Exercise: Copy all lines of the listing that include the string "kilowatt".

— START Provided material —

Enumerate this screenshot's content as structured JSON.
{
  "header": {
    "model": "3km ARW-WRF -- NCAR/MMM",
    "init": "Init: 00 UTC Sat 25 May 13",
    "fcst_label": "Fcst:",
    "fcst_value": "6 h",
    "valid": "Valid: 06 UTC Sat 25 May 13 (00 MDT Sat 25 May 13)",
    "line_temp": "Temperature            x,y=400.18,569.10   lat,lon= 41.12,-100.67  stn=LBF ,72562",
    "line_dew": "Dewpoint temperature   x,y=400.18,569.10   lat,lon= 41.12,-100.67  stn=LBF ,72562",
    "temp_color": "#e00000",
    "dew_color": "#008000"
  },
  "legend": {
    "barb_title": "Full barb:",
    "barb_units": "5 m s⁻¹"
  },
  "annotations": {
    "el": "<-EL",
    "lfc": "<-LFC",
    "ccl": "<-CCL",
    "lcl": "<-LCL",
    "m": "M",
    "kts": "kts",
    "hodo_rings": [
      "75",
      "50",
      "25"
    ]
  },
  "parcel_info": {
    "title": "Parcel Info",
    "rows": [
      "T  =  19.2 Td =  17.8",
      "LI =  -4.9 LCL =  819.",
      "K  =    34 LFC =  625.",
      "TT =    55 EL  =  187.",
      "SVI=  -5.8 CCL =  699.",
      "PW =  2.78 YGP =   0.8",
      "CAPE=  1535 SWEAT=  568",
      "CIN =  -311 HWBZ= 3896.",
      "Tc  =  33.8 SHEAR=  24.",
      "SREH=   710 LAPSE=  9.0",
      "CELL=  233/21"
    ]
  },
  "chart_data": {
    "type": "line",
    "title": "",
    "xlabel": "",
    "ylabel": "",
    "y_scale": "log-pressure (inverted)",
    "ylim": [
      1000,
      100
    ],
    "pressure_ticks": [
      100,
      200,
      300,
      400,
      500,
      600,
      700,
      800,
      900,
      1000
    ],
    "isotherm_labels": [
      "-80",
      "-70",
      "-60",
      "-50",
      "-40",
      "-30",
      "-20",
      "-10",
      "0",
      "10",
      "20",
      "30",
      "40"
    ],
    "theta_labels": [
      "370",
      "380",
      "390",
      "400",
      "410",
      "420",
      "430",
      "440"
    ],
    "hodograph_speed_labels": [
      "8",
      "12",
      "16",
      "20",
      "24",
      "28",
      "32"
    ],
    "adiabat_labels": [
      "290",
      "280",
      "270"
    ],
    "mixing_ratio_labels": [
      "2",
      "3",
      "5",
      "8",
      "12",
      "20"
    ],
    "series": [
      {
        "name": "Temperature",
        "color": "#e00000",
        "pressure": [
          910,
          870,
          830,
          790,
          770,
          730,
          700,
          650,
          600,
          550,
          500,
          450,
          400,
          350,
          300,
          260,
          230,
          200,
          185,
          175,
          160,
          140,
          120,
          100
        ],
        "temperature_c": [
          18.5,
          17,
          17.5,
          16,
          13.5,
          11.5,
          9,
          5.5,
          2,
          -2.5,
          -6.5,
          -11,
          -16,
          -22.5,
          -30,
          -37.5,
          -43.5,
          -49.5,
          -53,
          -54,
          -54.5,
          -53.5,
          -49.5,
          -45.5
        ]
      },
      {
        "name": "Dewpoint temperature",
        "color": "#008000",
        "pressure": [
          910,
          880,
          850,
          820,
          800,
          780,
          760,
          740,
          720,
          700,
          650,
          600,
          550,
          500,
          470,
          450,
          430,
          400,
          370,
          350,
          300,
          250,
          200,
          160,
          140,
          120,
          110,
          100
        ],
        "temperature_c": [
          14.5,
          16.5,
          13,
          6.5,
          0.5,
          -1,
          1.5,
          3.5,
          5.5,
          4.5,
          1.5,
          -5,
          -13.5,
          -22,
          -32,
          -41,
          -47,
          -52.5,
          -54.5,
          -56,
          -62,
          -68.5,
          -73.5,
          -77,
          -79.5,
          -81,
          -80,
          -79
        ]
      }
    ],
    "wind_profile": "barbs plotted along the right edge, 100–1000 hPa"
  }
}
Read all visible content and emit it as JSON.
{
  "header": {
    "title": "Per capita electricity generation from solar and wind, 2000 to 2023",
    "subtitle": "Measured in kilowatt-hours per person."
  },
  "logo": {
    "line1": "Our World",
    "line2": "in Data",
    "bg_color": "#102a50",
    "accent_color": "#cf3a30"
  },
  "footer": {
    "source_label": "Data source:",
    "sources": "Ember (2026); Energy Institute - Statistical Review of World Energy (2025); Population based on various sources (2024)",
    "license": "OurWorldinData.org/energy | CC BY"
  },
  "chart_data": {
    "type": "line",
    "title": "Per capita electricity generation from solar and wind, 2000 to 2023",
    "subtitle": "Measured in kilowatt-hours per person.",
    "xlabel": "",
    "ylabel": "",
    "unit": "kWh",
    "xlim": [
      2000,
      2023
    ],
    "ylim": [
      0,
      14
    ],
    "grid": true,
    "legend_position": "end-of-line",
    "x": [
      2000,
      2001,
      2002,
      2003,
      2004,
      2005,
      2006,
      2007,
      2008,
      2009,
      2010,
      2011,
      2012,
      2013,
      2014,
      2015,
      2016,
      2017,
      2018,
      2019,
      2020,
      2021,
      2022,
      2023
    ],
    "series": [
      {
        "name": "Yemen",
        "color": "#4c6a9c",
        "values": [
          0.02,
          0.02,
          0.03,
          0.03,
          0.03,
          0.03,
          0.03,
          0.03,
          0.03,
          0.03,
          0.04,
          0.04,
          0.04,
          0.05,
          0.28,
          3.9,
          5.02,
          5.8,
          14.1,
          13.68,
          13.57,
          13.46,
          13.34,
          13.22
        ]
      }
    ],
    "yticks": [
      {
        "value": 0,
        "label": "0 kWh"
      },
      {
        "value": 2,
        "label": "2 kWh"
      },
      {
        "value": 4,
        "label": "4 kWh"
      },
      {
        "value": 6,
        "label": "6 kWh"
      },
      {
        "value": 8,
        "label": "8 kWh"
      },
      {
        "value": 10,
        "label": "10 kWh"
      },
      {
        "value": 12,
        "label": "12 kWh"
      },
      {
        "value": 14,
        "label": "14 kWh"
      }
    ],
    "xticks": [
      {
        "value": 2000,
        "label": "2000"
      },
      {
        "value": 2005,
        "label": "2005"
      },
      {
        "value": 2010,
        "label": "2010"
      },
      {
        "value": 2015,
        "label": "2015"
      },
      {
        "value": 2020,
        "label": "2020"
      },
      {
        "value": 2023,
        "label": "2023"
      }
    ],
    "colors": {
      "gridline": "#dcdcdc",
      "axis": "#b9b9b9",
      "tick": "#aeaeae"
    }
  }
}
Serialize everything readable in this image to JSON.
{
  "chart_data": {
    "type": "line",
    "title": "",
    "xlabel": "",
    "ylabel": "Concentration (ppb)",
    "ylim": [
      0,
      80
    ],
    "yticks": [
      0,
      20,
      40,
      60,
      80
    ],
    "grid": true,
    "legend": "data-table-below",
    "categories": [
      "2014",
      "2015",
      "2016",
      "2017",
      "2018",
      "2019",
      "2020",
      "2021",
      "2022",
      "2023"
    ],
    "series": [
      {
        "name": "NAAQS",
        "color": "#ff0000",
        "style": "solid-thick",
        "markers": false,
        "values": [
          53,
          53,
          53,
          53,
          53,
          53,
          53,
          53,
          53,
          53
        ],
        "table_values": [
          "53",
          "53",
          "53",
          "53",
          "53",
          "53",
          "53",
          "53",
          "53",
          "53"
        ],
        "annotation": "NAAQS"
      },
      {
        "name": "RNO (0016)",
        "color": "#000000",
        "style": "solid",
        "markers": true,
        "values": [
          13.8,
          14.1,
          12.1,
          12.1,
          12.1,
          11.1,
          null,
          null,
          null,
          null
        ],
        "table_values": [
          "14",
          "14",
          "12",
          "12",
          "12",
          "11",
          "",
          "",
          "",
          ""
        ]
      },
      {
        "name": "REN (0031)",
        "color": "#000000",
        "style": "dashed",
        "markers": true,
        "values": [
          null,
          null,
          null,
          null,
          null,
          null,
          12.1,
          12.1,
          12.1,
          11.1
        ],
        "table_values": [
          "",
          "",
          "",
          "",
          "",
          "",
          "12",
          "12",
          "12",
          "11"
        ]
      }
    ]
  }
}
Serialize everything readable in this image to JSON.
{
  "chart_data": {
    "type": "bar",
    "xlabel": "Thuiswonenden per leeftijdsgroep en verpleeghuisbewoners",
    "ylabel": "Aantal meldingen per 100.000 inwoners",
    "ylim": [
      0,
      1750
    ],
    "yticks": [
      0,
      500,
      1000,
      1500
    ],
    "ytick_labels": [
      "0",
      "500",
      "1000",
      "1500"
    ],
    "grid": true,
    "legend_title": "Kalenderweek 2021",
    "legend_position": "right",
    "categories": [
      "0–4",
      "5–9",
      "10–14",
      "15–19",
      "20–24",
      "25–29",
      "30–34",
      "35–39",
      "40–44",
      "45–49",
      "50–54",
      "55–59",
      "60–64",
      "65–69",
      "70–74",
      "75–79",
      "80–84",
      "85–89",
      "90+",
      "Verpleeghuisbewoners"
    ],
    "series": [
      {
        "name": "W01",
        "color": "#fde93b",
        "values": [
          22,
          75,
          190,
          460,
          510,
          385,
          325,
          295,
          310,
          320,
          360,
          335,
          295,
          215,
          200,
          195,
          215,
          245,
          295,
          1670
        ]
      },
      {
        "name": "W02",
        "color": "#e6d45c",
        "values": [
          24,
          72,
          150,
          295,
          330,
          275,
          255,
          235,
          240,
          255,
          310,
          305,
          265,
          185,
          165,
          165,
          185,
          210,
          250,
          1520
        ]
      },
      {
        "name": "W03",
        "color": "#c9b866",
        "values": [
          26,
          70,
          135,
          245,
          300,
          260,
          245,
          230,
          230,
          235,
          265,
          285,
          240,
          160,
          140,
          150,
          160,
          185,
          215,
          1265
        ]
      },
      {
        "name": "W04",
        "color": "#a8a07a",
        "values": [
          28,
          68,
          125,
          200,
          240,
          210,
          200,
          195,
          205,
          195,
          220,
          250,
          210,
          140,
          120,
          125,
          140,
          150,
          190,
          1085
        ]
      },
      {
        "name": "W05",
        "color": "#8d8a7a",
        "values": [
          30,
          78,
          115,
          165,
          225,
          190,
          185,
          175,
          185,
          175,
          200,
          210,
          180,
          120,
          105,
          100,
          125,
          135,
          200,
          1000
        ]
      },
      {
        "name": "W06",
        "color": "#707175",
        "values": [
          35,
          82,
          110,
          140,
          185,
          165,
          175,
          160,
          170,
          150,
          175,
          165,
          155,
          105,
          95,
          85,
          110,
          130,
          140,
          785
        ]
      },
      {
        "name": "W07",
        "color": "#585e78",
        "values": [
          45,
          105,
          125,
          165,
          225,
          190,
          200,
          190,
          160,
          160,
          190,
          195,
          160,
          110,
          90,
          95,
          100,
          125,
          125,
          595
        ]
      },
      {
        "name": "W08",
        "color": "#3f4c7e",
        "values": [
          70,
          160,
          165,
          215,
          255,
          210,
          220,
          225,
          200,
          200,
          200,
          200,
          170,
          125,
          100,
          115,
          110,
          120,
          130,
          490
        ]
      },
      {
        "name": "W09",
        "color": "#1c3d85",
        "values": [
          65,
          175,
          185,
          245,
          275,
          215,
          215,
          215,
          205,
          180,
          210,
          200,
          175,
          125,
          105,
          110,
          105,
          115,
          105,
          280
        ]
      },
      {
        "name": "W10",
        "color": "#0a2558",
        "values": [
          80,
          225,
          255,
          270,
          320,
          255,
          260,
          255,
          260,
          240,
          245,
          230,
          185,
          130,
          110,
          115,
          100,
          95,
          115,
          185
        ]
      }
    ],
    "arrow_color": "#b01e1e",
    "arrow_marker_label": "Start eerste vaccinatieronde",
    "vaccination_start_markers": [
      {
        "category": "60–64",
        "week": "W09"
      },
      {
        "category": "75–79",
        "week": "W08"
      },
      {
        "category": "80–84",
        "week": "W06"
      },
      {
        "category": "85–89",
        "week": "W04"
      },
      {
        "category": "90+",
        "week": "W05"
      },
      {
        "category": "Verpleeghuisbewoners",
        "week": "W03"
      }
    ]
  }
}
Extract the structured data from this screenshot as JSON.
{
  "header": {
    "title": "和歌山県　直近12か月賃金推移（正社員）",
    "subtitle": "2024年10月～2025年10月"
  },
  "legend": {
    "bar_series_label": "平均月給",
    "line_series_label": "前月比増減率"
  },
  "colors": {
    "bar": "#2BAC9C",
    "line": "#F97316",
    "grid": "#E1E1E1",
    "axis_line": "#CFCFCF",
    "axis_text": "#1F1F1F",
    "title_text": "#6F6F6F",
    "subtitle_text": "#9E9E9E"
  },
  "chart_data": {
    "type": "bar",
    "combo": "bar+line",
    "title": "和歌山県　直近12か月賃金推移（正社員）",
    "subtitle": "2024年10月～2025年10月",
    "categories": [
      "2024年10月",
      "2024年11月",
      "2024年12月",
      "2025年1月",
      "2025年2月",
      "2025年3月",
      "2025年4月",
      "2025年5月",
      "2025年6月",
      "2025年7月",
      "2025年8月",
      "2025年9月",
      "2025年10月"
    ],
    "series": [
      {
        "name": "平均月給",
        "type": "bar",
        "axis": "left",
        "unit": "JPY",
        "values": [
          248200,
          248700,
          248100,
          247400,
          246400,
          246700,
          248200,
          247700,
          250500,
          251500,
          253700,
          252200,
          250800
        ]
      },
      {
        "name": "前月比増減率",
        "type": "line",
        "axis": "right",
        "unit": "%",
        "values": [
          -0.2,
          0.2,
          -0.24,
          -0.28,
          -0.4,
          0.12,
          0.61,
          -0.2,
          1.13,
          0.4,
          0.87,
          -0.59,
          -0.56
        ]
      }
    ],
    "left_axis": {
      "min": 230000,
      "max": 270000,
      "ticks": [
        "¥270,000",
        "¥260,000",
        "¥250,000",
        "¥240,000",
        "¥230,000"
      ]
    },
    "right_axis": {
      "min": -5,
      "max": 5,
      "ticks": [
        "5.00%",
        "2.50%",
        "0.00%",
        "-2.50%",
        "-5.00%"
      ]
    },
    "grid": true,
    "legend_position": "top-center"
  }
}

— END Provided material —

Answer to this task:
    "subtitle": "Measured in kilowatt-hours per person."
    "subtitle": "Measured in kilowatt-hours per person.",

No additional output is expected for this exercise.